* Begin Exercise input *

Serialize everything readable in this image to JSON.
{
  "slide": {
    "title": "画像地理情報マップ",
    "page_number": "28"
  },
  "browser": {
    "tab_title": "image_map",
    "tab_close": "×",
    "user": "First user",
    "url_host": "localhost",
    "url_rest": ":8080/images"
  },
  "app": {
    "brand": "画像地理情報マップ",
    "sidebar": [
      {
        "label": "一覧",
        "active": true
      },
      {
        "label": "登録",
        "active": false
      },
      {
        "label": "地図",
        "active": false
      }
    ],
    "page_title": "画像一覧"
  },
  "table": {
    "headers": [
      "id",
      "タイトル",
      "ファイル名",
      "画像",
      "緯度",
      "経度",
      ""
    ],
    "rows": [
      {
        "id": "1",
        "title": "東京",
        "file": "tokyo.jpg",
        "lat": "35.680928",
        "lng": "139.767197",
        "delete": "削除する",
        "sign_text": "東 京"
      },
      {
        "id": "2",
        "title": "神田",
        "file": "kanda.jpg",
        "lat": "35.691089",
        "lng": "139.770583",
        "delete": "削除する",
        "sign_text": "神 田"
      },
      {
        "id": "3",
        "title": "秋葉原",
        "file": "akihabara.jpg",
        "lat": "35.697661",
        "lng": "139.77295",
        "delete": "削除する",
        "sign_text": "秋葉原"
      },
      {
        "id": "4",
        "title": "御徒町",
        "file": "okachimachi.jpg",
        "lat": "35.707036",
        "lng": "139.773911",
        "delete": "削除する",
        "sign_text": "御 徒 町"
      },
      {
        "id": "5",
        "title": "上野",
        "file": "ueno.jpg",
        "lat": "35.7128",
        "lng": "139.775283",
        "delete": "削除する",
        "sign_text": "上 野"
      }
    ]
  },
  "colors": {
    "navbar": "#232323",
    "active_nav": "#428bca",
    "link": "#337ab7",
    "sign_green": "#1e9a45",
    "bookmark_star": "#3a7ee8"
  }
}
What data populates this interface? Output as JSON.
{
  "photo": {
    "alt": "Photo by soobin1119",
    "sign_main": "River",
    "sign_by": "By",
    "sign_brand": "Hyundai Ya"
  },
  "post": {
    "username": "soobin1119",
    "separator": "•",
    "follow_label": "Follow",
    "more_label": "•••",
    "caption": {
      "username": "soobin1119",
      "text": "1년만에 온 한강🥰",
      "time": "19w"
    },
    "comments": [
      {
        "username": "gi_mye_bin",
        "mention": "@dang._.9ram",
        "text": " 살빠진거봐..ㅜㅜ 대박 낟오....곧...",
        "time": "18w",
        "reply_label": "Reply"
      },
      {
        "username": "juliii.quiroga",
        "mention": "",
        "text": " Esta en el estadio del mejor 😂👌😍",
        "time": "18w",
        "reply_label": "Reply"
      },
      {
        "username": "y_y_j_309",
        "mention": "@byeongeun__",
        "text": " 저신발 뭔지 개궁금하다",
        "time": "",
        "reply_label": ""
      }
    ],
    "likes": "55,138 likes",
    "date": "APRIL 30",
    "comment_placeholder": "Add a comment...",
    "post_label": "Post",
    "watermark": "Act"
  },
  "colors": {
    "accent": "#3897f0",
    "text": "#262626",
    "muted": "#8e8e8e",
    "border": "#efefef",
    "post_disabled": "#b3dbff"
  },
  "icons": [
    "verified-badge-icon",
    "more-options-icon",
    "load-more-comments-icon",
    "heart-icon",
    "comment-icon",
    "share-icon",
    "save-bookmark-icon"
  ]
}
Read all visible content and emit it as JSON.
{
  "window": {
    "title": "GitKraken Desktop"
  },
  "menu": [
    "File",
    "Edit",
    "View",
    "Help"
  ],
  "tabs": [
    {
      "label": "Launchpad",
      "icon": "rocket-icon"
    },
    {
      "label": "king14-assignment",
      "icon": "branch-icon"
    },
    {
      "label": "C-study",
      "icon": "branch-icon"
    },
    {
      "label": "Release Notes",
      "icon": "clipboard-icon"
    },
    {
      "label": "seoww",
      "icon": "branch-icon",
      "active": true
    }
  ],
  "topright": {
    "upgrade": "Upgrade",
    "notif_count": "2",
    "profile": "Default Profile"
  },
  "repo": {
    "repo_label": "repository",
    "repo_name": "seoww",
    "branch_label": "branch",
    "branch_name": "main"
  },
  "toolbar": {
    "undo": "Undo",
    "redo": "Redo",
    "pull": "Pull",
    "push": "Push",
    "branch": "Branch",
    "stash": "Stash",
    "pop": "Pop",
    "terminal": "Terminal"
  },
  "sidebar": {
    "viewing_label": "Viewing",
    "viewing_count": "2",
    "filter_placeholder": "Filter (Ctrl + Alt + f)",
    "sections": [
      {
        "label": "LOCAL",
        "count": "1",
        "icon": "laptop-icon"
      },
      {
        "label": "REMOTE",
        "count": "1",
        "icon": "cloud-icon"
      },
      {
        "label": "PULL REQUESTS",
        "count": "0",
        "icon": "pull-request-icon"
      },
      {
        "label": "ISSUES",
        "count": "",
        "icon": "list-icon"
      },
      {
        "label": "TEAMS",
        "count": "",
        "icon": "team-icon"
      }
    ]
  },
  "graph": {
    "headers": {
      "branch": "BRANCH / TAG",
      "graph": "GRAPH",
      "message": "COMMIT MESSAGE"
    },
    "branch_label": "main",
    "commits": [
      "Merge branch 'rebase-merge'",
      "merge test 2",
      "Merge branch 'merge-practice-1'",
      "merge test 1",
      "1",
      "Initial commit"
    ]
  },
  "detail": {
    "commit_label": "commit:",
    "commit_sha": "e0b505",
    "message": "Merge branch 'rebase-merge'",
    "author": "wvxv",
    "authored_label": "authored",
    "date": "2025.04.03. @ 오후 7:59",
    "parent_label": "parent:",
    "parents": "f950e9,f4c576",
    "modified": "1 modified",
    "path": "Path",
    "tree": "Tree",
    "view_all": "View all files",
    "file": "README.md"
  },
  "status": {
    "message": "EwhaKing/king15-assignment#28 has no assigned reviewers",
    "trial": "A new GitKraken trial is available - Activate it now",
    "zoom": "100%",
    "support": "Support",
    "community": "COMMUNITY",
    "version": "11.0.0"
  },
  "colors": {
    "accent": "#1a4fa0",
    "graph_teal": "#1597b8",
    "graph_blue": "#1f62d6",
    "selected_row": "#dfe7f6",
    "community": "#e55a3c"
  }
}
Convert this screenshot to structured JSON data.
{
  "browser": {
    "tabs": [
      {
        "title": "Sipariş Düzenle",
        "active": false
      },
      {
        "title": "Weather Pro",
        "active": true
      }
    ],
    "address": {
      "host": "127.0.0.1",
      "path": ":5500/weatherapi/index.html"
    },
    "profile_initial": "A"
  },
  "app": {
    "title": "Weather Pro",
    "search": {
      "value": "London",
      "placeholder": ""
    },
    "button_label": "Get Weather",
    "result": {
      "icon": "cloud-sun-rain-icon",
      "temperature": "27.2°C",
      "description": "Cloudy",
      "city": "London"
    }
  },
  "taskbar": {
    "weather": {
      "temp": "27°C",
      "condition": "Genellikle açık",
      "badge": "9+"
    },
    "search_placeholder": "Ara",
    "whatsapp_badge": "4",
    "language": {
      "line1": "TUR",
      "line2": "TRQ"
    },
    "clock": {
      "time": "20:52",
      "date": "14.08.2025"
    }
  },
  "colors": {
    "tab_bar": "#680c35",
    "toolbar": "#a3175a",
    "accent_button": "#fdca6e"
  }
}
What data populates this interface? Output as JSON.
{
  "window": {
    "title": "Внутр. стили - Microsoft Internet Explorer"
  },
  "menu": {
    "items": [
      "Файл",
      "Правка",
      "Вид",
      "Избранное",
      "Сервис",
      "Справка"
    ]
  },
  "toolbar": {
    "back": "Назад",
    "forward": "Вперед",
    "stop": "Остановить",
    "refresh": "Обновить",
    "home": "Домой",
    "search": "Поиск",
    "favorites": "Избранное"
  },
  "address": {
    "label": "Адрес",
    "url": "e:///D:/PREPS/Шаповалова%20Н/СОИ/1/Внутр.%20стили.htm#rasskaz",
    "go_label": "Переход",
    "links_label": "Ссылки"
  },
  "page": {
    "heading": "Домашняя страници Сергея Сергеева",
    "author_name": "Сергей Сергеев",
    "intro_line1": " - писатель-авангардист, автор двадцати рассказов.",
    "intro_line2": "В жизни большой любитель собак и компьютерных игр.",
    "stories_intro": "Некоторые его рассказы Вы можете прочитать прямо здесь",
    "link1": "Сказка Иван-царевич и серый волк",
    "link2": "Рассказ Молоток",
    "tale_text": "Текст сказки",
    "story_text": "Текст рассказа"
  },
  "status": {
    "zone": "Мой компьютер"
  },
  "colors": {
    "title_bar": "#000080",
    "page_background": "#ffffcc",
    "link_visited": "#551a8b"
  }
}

* End Exercise input *

:: Brief ::
From the data above, copy each line that holds "merge".

:: Task output ::
      "Merge branch 'rebase-merge'",
      "merge test 2",
      "Merge branch 'merge-practice-1'",
      "merge test 1",
    "message": "Merge branch 'rebase-merge'",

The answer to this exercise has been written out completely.